• _Aim of the task_: Work through the data and report how many lines include the string "true", giving the number alone.

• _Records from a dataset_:
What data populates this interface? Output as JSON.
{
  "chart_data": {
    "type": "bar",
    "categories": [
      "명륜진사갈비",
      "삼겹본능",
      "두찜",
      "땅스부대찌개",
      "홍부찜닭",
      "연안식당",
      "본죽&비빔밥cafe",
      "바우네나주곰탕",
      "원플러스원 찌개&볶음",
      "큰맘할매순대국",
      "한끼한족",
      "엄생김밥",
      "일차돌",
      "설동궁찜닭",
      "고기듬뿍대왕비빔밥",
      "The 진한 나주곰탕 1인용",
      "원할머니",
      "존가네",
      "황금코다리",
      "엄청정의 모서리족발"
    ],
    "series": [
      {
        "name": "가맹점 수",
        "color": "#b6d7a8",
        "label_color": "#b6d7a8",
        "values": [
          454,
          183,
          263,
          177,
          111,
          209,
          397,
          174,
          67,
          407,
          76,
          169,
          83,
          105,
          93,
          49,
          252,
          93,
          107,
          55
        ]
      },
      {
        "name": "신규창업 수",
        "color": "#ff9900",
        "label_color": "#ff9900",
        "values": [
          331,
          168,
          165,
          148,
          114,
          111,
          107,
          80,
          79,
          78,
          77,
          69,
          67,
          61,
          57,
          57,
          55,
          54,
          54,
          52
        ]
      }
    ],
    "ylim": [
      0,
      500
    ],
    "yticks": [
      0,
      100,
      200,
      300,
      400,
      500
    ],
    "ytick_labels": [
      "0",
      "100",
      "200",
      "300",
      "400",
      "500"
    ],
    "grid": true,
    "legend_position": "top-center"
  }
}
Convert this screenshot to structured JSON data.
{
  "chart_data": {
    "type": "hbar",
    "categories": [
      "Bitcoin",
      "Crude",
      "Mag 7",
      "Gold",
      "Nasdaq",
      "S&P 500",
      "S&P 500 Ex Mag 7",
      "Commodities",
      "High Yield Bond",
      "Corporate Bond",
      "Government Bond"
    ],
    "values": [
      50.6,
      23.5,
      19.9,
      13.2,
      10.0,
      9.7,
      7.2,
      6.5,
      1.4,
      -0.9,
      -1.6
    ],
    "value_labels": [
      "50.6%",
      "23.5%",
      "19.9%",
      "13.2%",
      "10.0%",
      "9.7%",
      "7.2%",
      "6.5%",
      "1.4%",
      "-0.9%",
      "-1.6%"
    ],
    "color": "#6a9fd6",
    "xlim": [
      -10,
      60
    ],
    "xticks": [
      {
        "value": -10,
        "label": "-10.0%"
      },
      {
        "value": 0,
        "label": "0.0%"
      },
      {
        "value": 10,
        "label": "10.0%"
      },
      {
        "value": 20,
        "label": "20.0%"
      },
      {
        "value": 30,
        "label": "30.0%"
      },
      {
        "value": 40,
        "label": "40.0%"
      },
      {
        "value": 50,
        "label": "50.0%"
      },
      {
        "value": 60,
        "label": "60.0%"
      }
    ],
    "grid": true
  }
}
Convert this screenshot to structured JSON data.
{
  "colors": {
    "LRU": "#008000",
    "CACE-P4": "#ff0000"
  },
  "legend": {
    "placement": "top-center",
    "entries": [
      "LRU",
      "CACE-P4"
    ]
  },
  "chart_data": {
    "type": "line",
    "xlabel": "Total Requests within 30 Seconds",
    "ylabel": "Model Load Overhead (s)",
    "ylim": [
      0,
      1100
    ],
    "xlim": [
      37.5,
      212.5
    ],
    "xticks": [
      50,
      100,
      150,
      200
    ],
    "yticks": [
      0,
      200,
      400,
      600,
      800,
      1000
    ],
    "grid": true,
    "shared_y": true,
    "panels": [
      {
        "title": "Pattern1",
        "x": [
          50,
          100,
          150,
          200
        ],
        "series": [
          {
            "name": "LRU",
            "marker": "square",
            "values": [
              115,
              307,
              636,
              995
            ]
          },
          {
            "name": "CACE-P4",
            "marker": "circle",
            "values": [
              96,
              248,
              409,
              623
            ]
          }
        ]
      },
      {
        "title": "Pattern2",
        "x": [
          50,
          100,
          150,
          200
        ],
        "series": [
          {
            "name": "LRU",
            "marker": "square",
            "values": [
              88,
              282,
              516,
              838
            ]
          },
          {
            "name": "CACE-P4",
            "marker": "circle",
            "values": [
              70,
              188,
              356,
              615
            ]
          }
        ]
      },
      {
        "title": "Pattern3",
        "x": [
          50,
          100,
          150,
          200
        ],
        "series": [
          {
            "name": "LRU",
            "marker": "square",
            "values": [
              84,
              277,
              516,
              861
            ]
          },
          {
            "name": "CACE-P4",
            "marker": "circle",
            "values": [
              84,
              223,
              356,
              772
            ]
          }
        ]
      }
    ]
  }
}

• _Written reply_: 4